## Start Material for this exercise

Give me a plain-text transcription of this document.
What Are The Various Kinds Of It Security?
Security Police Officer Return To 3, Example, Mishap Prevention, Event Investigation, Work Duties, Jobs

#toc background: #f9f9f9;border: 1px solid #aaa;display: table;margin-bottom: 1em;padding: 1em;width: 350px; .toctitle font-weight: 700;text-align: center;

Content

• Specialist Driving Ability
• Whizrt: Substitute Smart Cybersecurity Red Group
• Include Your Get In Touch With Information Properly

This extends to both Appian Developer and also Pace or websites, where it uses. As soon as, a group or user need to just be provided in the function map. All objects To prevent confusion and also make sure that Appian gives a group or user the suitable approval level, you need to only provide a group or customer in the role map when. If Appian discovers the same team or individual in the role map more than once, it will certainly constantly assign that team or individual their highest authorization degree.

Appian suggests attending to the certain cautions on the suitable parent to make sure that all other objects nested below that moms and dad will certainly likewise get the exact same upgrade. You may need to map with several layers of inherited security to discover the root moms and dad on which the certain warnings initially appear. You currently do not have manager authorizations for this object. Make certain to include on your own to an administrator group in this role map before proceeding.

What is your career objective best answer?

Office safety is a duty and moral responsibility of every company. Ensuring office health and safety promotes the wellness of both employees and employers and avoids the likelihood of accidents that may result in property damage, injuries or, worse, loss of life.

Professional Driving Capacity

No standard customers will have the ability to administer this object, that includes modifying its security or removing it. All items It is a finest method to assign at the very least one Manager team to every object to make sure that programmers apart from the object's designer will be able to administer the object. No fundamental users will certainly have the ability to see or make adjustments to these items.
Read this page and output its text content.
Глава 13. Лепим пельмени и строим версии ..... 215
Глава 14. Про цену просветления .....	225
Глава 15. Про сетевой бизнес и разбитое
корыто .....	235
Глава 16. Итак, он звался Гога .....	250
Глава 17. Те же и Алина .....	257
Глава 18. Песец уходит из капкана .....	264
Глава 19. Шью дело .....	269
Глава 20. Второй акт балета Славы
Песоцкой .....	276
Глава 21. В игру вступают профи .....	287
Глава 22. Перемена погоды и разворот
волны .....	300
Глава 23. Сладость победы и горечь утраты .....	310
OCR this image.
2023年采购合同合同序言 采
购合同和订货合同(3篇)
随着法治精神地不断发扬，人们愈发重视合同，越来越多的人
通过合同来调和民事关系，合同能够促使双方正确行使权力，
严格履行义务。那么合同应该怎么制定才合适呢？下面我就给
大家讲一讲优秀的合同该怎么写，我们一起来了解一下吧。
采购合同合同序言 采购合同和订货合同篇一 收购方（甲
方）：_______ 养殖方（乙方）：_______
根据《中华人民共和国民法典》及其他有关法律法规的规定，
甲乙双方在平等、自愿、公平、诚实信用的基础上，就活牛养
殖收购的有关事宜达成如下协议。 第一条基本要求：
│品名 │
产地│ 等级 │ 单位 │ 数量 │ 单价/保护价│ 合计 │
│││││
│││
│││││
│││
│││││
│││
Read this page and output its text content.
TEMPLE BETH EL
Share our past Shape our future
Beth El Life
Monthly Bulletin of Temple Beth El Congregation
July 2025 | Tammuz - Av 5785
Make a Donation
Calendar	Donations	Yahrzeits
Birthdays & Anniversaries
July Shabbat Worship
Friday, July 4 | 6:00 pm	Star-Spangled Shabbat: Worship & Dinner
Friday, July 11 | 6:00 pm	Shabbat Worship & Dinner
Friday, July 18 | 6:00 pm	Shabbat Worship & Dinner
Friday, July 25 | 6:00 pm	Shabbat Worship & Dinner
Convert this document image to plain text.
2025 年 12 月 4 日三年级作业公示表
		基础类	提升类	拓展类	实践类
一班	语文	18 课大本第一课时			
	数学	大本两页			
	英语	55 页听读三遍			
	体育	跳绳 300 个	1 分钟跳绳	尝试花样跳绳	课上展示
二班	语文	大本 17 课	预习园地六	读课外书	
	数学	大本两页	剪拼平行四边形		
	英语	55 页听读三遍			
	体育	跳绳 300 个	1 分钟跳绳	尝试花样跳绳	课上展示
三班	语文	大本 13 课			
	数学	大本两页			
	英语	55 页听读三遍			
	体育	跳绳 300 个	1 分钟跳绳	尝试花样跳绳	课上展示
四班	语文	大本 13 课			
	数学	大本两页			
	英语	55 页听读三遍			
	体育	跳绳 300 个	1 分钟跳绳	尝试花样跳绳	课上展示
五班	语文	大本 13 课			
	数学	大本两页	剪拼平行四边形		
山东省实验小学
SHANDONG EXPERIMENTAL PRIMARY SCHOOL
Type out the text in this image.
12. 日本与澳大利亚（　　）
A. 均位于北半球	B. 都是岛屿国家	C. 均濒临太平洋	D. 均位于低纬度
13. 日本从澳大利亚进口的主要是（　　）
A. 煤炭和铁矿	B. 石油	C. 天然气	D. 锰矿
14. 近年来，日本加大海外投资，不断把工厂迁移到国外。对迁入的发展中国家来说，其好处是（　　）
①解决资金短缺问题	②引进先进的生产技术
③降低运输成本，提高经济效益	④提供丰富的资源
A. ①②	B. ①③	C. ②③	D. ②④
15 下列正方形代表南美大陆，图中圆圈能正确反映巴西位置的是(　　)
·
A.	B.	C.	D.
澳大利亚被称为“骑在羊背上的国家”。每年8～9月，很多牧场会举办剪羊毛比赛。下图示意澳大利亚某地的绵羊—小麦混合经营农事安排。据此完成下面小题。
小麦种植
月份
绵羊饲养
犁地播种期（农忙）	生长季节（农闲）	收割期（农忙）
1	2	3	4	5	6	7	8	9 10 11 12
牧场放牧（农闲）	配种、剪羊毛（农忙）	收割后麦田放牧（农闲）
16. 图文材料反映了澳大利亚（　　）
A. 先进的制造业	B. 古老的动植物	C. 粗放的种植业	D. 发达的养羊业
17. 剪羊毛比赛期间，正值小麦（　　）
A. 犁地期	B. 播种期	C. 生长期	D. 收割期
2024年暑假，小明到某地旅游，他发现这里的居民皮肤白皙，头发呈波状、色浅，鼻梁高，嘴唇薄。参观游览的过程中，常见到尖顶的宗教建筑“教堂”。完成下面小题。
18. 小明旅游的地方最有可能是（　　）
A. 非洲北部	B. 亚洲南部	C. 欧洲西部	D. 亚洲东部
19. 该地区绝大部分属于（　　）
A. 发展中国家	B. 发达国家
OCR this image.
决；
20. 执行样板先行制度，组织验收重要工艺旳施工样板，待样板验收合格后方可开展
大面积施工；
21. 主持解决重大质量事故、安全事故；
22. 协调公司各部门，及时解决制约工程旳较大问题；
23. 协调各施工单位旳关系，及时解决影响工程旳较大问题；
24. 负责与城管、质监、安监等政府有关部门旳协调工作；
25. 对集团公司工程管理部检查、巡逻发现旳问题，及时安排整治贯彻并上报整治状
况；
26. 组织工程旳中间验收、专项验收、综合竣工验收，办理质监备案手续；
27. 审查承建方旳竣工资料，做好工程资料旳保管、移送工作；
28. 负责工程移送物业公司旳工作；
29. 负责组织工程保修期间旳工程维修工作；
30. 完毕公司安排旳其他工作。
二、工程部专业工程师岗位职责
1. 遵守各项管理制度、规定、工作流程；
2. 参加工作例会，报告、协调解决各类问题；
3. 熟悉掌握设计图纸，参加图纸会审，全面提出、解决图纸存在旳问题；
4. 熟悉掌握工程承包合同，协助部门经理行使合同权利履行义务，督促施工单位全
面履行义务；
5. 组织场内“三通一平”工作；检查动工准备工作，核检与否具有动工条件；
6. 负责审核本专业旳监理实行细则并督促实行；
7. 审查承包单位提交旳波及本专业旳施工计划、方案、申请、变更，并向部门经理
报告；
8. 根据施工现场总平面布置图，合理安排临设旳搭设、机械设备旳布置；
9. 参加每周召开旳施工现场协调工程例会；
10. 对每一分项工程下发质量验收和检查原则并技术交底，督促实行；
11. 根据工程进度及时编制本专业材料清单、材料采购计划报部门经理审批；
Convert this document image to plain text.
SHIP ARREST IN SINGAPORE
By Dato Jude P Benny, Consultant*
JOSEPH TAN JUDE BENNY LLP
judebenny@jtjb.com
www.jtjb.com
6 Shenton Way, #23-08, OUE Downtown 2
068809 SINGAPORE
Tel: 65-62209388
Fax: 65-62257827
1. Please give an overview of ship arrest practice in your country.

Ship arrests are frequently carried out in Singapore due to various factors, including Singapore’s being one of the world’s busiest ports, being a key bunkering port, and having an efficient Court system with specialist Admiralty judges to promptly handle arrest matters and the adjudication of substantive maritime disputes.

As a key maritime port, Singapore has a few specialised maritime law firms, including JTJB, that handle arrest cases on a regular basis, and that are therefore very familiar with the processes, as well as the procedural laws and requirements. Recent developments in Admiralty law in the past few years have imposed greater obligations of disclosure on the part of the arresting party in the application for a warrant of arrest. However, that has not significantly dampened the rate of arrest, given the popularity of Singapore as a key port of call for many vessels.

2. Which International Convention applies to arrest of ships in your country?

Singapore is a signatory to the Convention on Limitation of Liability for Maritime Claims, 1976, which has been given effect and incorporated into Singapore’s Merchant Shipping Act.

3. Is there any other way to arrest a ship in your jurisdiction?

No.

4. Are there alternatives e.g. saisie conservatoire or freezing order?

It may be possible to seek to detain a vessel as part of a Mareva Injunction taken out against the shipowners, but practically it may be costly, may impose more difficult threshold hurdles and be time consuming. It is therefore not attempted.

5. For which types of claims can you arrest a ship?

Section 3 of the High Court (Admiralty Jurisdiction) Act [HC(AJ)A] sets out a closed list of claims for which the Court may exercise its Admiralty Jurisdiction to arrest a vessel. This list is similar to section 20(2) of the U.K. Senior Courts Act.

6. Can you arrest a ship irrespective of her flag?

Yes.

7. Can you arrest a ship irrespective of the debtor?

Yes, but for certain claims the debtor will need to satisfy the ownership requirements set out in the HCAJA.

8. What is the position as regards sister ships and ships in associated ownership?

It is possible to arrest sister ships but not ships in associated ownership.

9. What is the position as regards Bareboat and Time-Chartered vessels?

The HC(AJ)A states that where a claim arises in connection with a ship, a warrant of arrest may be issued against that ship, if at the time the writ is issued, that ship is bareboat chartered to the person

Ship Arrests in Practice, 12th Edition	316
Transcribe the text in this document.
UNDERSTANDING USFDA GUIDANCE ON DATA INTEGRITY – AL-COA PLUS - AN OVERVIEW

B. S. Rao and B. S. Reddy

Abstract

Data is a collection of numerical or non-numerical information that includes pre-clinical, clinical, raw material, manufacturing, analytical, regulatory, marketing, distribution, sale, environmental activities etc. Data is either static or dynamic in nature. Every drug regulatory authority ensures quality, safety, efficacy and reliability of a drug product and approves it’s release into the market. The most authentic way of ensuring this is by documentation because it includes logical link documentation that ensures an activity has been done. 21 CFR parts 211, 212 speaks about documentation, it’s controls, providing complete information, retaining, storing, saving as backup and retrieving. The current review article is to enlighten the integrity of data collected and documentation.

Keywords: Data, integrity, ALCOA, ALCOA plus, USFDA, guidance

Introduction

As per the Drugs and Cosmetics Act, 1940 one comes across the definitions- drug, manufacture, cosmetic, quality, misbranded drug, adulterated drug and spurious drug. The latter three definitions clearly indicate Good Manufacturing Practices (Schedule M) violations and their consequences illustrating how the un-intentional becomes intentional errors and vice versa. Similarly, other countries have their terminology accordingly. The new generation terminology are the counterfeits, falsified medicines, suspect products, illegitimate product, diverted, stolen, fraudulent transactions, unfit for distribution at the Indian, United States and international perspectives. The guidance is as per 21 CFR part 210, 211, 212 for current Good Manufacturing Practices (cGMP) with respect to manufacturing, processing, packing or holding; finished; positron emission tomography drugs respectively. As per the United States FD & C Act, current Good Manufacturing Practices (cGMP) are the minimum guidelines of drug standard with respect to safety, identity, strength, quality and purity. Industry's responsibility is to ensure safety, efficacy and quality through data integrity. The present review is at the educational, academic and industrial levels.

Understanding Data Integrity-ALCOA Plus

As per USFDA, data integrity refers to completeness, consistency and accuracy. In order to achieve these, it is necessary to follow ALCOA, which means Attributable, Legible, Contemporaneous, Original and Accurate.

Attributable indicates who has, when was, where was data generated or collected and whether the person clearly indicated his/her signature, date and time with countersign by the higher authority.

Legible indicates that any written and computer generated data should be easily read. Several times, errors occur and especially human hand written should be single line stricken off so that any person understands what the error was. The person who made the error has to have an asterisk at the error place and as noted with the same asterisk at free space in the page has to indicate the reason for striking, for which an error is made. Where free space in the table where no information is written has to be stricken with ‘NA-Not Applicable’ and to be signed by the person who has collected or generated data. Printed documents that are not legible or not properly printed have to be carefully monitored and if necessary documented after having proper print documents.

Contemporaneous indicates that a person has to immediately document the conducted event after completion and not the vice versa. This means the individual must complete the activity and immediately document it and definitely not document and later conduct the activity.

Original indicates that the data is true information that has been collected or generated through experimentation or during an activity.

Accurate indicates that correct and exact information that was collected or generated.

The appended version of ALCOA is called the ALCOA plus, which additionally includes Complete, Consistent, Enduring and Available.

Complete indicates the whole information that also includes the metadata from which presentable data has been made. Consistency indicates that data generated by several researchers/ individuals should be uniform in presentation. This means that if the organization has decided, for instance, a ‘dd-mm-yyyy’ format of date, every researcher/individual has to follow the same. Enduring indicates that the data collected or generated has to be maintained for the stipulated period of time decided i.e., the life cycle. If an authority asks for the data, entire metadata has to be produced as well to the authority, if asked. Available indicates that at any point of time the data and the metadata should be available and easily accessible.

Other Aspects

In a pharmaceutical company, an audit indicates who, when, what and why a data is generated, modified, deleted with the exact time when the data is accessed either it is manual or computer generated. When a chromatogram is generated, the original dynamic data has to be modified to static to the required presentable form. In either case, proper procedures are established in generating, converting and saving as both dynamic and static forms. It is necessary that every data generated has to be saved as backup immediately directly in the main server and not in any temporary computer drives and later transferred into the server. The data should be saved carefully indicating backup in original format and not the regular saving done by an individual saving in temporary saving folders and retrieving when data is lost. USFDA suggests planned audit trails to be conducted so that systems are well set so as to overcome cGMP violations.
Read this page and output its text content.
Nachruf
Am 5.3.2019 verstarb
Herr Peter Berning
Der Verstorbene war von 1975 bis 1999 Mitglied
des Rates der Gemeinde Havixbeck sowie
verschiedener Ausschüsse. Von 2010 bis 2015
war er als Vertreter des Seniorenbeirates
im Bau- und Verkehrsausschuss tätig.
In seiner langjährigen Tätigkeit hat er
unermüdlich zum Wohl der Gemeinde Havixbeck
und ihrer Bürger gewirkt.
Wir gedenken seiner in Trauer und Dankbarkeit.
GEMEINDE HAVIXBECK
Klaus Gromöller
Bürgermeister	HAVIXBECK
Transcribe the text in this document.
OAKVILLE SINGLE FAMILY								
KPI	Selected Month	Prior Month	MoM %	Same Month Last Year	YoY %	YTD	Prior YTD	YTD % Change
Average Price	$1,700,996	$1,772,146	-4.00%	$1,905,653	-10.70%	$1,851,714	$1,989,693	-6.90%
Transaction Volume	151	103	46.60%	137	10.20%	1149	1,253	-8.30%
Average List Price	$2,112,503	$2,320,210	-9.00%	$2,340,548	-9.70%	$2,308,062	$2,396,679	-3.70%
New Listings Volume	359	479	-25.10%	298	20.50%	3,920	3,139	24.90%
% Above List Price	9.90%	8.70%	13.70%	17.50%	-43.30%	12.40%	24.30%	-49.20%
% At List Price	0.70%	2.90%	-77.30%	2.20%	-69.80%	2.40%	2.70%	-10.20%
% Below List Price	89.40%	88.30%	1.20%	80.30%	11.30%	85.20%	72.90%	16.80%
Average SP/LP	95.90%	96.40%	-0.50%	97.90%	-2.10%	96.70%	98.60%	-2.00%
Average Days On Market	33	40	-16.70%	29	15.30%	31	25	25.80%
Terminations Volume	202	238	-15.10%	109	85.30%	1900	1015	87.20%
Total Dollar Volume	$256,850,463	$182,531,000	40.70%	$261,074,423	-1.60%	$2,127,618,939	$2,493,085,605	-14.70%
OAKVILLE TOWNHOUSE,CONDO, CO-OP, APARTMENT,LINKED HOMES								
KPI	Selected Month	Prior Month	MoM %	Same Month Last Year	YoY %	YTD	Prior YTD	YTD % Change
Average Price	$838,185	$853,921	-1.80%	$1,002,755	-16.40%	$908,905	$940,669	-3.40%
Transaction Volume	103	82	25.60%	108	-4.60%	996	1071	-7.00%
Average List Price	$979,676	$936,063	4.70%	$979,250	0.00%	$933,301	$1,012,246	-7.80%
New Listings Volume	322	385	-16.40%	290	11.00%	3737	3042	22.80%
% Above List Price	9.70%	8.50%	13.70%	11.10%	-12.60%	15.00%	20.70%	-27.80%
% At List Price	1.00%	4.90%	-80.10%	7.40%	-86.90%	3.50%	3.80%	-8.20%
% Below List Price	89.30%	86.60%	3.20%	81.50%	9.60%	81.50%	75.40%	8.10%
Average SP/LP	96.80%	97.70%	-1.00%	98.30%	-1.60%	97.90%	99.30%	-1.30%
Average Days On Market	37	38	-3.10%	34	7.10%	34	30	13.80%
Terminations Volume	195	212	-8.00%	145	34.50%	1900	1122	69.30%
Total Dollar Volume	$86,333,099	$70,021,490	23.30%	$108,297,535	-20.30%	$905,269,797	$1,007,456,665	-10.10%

## End Material for this exercise

Problem statement –
Show the lines that mention the word "regards".

Output below –
8. What is the position as regards sister ships and ships in associated ownership?
9. What is the position as regards Bareboat and Time-Chartered vessels?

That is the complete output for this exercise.